## WORK TO BE COMPLETED:
Exactly repeat the material, dropping only the pictures.
* Begin *
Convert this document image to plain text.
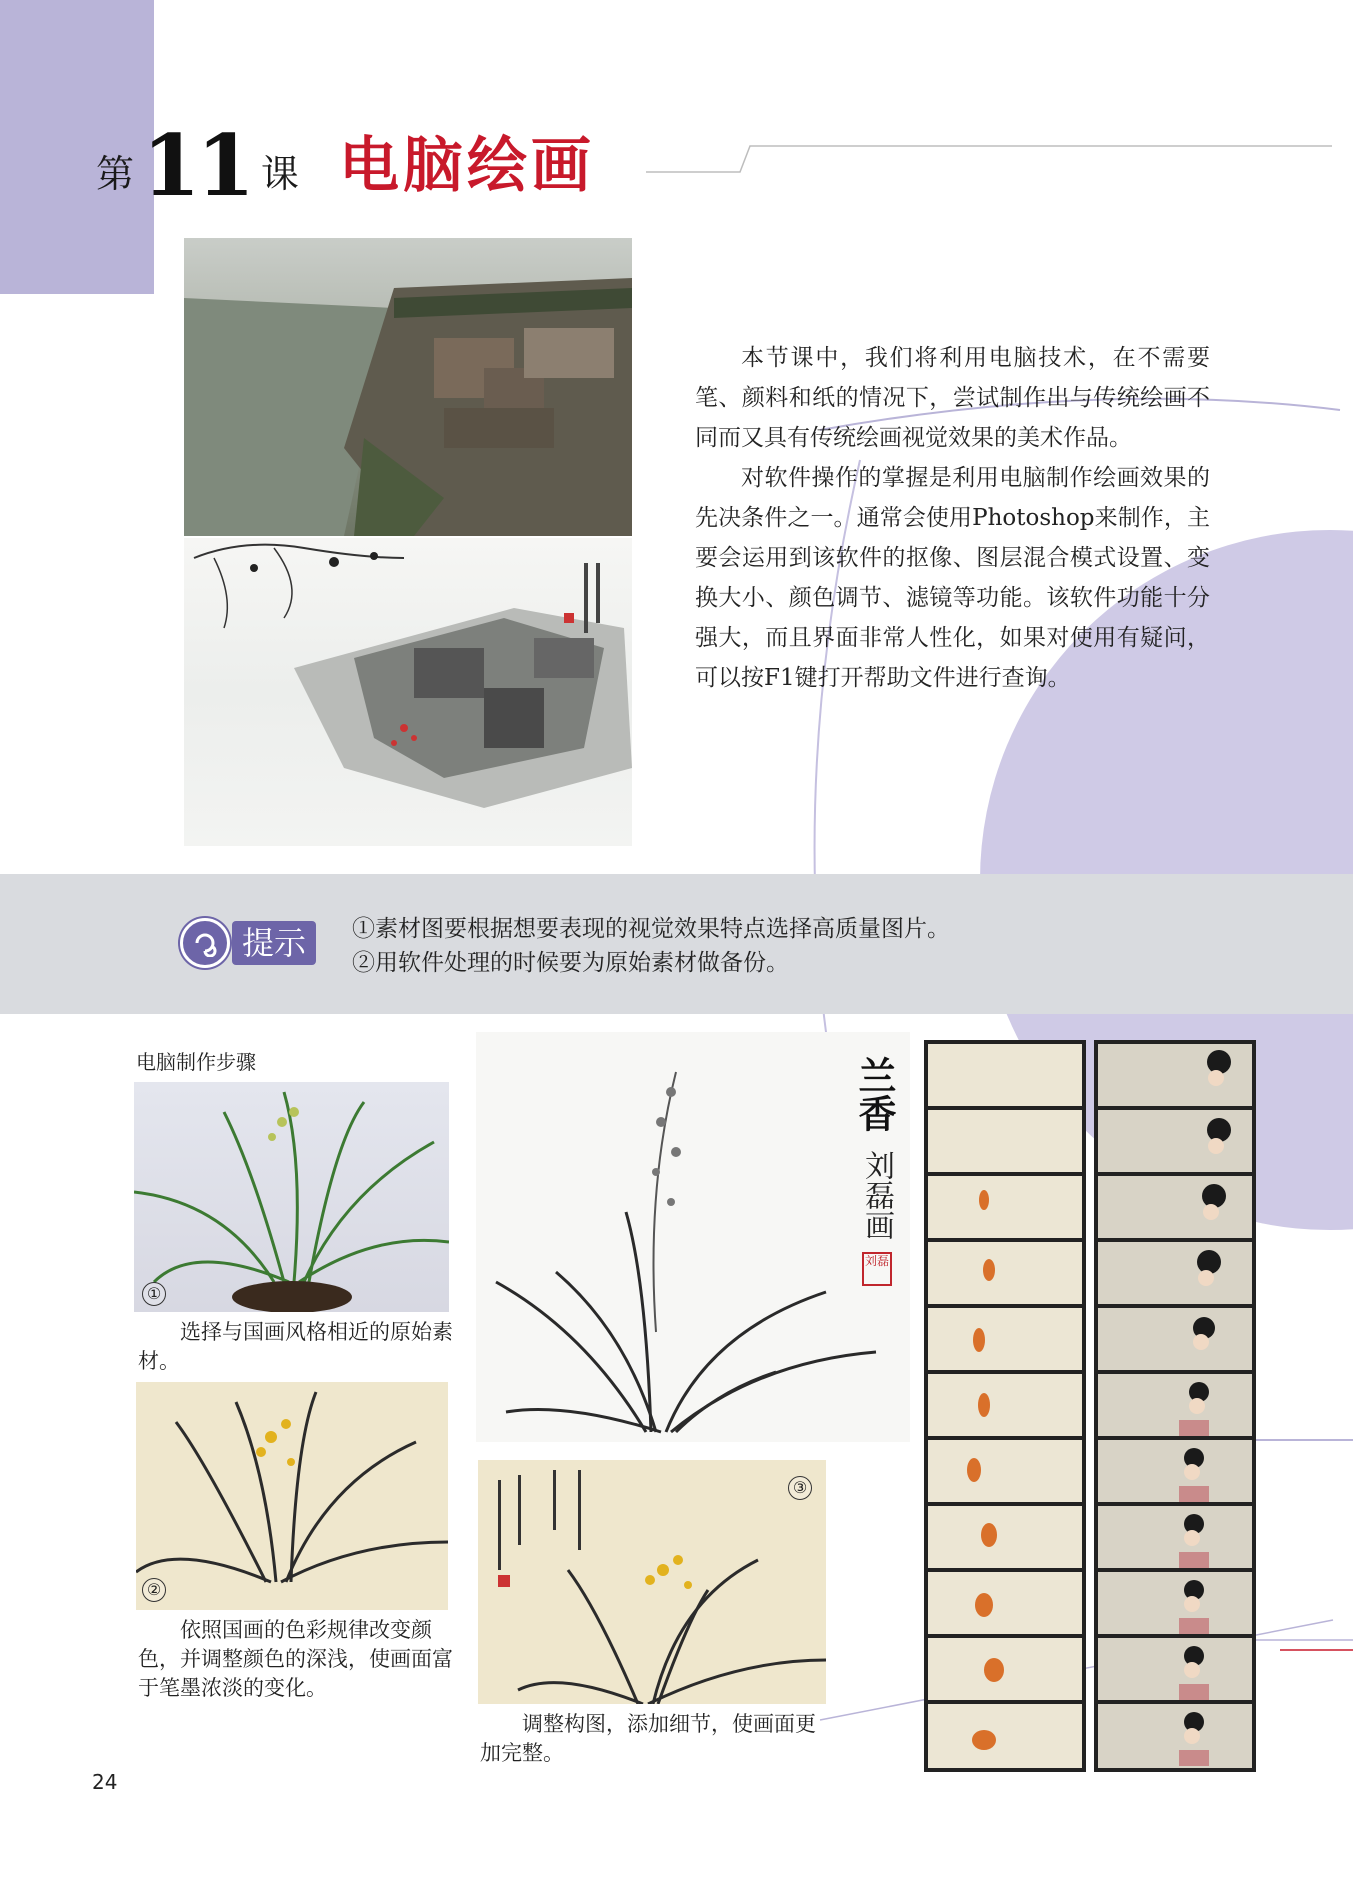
第 11 课 电脑绘画

本节课中，我们将利用电脑技术，在不需要笔、颜料和纸的情况下，尝试制作出与传统绘画不同而又具有传统绘画视觉效果的美术作品。

对软件操作的掌握是利用电脑制作绘画效果的先决条件之一。通常会使用Photoshop来制作，主要会运用到该软件的抠像、图层混合模式设置、变换大小、颜色调节、滤镜等功能。该软件功能十分强大，而且界面非常人性化，如果对使用有疑问，可以按F1键打开帮助文件进行查询。

提示	①素材图要根据想要表现的视觉效果特点选择高质量图片。
②用软件处理的时候要为原始素材做备份。
电脑制作步骤
①
选择与国画风格相近的原始素材。
②
依照国画的色彩规律改变颜色，并调整颜色的深浅，使画面富于笔墨浓淡的变化。
兰香
刘磊画
刘磊
③
调整构图，添加细节，使画面更加完整。
24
* End *
## OUTPUT OF THE TASK:
Convert this document image to plain text.
第 11 课 电脑绘画

本节课中，我们将利用电脑技术，在不需要笔、颜料和纸的情况下，尝试制作出与传统绘画不同而又具有传统绘画视觉效果的美术作品。

对软件操作的掌握是利用电脑制作绘画效果的先决条件之一。通常会使用Photoshop来制作，主要会运用到该软件的抠像、图层混合模式设置、变换大小、颜色调节、滤镜等功能。该软件功能十分强大，而且界面非常人性化，如果对使用有疑问，可以按F1键打开帮助文件进行查询。

提示	①素材图要根据想要表现的视觉效果特点选择高质量图片。
②用软件处理的时候要为原始素材做备份。
电脑制作步骤
①
选择与国画风格相近的原始素材。
②
依照国画的色彩规律改变颜色，并调整颜色的深浅，使画面富于笔墨浓淡的变化。
兰香
刘磊画
刘磊
③
调整构图，添加细节，使画面更加完整。
24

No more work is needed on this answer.